■ Set task 1
Please reproduce the rows below without any change, beginning with the first row and ending with the line that contains "mutual-info-line4: + I(U₂;X₂|U₁)". Include both of those lines.

■ Text section
(begin)

In [1]:

import torch
input_tokens = torch.tensor([
    [0, 1, 2, 3, 4, 5, 6, 7, 4999, 4999],
    [0, 1, 2, 3, 4, 5, 6, 7, 8, 9],
])

def generate_random_token_ids(shape, vocab_size, pad_token_id, mask_token_id):
    random_token_ids = torch.randint(0, vocab_size, shape)
    # Ensure random_token_ids do not contain pad_token_id or mask_token_id
    invalid_ids = {pad_token_id, mask_token_id}
    for i in range(random_token_ids.numel()):
        while random_token_ids.view(-1)[i].item() in invalid_ids:
            random_token_ids.view(-1)[i] = torch.randint(0, vocab_size, (1,))
    return random_token_ids

def masked_lm(input_ids, mlm_prob = 0.15, pad_token_id = 4999, mask_token_id = 5000, vocab_size = 10000):
    '''
    Masked language model
    '''
    mask = torch.rand(input_ids.size()) < mlm_prob # create a mask of true and false
    mask &= input_ids != pad_token_id # do not mask padding
    mask &= input_ids != mask_token_id # do not mask mask token

    ## create clones
    mlm_data = input_ids.clone()
    labels = input_ids.clone()

    ## get the indices of the mask
    mask_idx = mask.nonzero(as_tuple=True)

    ## randomly mask tokens
    mask_idx_shuffle = torch.randperm(mask_idx[0].shape[0])

    ## get the tokens for each type of masking (mask, random, keep)
    tomask_idx = mask_idx_shuffle[:int(mask_idx[0].shape[0] * 0.8)]
    torandom_idx = mask_idx_shuffle[int(mask_idx[0].shape[0] * 0.9):]

    ## mask the tokens
    mlm_data[mask_idx[0][tomask_idx], mask_idx[1][tomask_idx]] = mask_token_id
    mlm_data[mask_idx[0][torandom_idx], mask_idx[1][torandom_idx]] = generate_random_token_ids((torandom_idx.shape[0],), vocab_size, pad_token_id, mask_token_id) #@ this mask token is not in the vocab

    ## create the labels
    labels[~mask] = -100

    return mlm_data, labels 

In [3]:
input_tensor = torch.randint(2, 30, (5,5))

(end)

■ Excerpted data
(begin)

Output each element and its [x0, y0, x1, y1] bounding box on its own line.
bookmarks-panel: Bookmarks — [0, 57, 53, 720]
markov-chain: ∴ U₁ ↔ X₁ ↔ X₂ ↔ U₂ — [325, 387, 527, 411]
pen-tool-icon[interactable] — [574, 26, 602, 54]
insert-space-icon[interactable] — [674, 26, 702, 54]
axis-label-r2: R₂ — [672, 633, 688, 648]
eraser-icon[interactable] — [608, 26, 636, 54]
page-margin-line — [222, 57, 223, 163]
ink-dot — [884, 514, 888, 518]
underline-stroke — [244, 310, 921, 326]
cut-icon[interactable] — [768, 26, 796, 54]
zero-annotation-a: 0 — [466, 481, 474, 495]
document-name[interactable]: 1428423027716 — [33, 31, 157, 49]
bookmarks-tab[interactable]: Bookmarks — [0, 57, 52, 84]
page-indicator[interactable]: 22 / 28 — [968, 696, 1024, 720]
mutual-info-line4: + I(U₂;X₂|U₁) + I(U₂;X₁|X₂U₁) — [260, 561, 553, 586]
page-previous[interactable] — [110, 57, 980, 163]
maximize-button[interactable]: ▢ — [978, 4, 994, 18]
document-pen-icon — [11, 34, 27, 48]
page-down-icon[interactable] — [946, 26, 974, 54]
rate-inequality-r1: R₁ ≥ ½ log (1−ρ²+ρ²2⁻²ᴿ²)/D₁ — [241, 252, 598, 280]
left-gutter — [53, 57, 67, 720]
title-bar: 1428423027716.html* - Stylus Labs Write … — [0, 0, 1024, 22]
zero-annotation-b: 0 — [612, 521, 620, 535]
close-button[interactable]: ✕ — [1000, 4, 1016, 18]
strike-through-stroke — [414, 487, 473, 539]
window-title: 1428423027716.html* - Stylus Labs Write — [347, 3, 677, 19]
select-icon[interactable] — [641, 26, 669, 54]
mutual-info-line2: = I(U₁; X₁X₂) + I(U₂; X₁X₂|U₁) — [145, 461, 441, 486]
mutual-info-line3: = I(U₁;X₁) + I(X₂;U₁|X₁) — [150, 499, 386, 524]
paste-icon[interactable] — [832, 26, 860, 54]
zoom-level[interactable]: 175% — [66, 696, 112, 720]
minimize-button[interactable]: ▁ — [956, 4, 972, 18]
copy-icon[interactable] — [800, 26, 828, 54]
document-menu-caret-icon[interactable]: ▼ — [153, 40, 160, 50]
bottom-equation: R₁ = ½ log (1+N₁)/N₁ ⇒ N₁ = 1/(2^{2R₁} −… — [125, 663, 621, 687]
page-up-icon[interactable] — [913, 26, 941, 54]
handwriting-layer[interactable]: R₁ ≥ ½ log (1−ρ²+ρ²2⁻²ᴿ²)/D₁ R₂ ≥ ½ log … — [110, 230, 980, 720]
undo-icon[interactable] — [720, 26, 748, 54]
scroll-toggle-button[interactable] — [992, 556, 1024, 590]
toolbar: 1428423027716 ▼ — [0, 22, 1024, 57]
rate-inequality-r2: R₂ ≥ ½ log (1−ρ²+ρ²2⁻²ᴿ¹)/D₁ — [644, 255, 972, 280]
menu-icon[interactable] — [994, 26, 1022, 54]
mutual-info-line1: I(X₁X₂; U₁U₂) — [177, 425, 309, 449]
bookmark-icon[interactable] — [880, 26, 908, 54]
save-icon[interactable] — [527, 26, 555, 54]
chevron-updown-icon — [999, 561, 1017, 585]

(end)

■ Set task 2
For each statement, decide whether it agrees with the masked language model code above. Answer yes or no, and quote the deciding words from the code. (a) The default value of pad_token_id in masked_lm is 4999. (b) The mask leaves padding tokens unmasked. (c) Labels at unmasked positions are set to 0.

■ Answer 1
Output each element and its [x0, y0, x1, y1] bounding box on its own line.
bookmarks-panel: Bookmarks — [0, 57, 53, 720]
markov-chain: ∴ U₁ ↔ X₁ ↔ X₂ ↔ U₂ — [325, 387, 527, 411]
pen-tool-icon[interactable] — [574, 26, 602, 54]
insert-space-icon[interactable] — [674, 26, 702, 54]
axis-label-r2: R₂ — [672, 633, 688, 648]
eraser-icon[interactable] — [608, 26, 636, 54]
page-margin-line — [222, 57, 223, 163]
ink-dot — [884, 514, 888, 518]
underline-stroke — [244, 310, 921, 326]
cut-icon[interactable] — [768, 26, 796, 54]
zero-annotation-a: 0 — [466, 481, 474, 495]
document-name[interactable]: 1428423027716 — [33, 31, 157, 49]
bookmarks-tab[interactable]: Bookmarks — [0, 57, 52, 84]
page-indicator[interactable]: 22 / 28 — [968, 696, 1024, 720]
mutual-info-line4: + I(U₂;X₂|U₁) + I(U₂;X₁|X₂U₁) — [260, 561, 553, 586]

■ Answer 2
(a) Yes: "pad_token_id = 4999"
(b) Yes: "mask &= input_ids != pad_token_id # do not mask padding"
(c) No: "labels[~mask] = -100"